:: DATA SECTION ::
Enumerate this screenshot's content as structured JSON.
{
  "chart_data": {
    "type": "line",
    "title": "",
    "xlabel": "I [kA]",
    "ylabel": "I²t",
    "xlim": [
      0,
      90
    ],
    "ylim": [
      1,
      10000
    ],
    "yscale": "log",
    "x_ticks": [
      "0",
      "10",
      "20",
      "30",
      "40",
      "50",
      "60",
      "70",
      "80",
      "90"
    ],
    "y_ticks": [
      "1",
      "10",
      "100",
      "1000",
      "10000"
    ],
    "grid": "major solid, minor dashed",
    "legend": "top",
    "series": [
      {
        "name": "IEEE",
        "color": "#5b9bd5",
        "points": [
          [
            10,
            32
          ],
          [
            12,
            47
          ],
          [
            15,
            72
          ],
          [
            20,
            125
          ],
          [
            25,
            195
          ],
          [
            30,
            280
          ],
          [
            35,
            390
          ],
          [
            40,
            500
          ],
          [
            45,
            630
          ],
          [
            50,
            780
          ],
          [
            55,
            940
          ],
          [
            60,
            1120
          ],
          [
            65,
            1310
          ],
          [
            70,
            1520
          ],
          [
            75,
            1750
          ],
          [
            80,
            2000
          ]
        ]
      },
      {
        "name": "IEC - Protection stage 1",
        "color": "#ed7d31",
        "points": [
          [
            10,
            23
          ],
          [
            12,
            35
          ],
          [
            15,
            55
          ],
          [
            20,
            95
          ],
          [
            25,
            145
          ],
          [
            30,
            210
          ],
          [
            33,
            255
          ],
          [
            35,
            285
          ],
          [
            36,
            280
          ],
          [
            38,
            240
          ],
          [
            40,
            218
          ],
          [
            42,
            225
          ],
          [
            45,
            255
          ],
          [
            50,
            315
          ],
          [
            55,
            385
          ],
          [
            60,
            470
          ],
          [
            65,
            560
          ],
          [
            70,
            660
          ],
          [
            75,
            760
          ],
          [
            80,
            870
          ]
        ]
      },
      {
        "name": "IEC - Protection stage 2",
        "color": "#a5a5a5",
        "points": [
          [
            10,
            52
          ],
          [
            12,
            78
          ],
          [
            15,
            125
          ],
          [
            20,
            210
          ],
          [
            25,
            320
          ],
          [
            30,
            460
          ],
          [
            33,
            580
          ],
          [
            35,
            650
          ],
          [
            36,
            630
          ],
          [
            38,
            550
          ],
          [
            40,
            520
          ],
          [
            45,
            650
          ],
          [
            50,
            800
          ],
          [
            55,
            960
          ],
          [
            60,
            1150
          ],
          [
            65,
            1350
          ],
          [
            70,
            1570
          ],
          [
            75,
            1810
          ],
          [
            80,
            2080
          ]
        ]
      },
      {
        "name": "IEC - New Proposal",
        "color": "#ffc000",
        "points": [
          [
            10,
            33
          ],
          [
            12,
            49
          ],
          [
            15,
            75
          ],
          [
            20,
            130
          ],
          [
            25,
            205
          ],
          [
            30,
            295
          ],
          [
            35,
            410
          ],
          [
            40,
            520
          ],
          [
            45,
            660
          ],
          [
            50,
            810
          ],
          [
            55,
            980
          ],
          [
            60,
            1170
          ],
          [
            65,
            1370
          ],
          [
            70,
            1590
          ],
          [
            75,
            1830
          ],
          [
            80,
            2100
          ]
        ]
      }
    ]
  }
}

:: OBJECTIVE ::
List every line above that holds the word "color".

:: WORKED ANSWER ::
        "color": "#5b9bd5",
        "color": "#ed7d31",
        "color": "#a5a5a5",
        "color": "#ffc000",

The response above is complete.